- [Aim of the task] Reproduce the entries below in full, word for word.

******************************

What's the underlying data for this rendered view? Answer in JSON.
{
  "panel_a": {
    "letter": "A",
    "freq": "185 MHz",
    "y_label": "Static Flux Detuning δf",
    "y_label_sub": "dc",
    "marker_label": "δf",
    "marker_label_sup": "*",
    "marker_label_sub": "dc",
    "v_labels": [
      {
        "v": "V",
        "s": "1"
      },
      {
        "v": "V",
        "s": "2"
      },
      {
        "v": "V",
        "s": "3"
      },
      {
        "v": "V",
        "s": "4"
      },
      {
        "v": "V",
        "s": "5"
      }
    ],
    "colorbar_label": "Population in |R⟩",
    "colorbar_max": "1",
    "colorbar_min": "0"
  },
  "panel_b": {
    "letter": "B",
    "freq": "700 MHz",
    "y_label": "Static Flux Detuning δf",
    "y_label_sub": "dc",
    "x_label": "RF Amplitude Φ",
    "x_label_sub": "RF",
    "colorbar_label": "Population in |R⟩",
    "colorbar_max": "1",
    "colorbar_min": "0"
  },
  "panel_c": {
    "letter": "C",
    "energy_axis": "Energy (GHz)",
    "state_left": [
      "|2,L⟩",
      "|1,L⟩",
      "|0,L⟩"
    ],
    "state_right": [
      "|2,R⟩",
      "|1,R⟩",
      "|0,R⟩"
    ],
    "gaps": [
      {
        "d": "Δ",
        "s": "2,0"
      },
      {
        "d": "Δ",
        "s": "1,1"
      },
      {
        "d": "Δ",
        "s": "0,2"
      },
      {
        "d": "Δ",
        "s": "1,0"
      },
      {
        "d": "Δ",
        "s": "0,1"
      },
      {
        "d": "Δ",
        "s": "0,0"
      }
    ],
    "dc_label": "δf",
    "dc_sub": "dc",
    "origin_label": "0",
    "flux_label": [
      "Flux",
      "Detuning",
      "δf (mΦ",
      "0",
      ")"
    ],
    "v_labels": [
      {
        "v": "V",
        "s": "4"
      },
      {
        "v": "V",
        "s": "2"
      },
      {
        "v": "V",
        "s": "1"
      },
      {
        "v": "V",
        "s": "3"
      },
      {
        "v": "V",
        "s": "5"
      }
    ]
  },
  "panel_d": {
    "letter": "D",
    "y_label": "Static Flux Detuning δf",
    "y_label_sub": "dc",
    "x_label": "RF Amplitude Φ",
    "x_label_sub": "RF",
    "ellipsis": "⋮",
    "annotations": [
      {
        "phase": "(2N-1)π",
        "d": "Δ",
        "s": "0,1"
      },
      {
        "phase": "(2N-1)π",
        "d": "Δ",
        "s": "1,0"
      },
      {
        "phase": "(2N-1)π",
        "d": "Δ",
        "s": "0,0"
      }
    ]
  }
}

******************************

- [Answer to the task]
What's the underlying data for this rendered view? Answer in JSON.
{
  "panel_a": {
    "letter": "A",
    "freq": "185 MHz",
    "y_label": "Static Flux Detuning δf",
    "y_label_sub": "dc",
    "marker_label": "δf",
    "marker_label_sup": "*",
    "marker_label_sub": "dc",
    "v_labels": [
      {
        "v": "V",
        "s": "1"
      },
      {
        "v": "V",
        "s": "2"
      },
      {
        "v": "V",
        "s": "3"
      },
      {
        "v": "V",
        "s": "4"
      },
      {
        "v": "V",
        "s": "5"
      }
    ],
    "colorbar_label": "Population in |R⟩",
    "colorbar_max": "1",
    "colorbar_min": "0"
  },
  "panel_b": {
    "letter": "B",
    "freq": "700 MHz",
    "y_label": "Static Flux Detuning δf",
    "y_label_sub": "dc",
    "x_label": "RF Amplitude Φ",
    "x_label_sub": "RF",
    "colorbar_label": "Population in |R⟩",
    "colorbar_max": "1",
    "colorbar_min": "0"
  },
  "panel_c": {
    "letter": "C",
    "energy_axis": "Energy (GHz)",
    "state_left": [
      "|2,L⟩",
      "|1,L⟩",
      "|0,L⟩"
    ],
    "state_right": [
      "|2,R⟩",
      "|1,R⟩",
      "|0,R⟩"
    ],
    "gaps": [
      {
        "d": "Δ",
        "s": "2,0"
      },
      {
        "d": "Δ",
        "s": "1,1"
      },
      {
        "d": "Δ",
        "s": "0,2"
      },
      {
        "d": "Δ",
        "s": "1,0"
      },
      {
        "d": "Δ",
        "s": "0,1"
      },
      {
        "d": "Δ",
        "s": "0,0"
      }
    ],
    "dc_label": "δf",
    "dc_sub": "dc",
    "origin_label": "0",
    "flux_label": [
      "Flux",
      "Detuning",
      "δf (mΦ",
      "0",
      ")"
    ],
    "v_labels": [
      {
        "v": "V",
        "s": "4"
      },
      {
        "v": "V",
        "s": "2"
      },
      {
        "v": "V",
        "s": "1"
      },
      {
        "v": "V",
        "s": "3"
      },
      {
        "v": "V",
        "s": "5"
      }
    ]
  },
  "panel_d": {
    "letter": "D",
    "y_label": "Static Flux Detuning δf",
    "y_label_sub": "dc",
    "x_label": "RF Amplitude Φ",
    "x_label_sub": "RF",
    "ellipsis": "⋮",
    "annotations": [
      {
        "phase": "(2N-1)π",
        "d": "Δ",
        "s": "0,1"
      },
      {
        "phase": "(2N-1)π",
        "d": "Δ",
        "s": "1,0"
      },
      {
        "phase": "(2N-1)π",
        "d": "Δ",
        "s": "0,0"
      }
    ]
  }
}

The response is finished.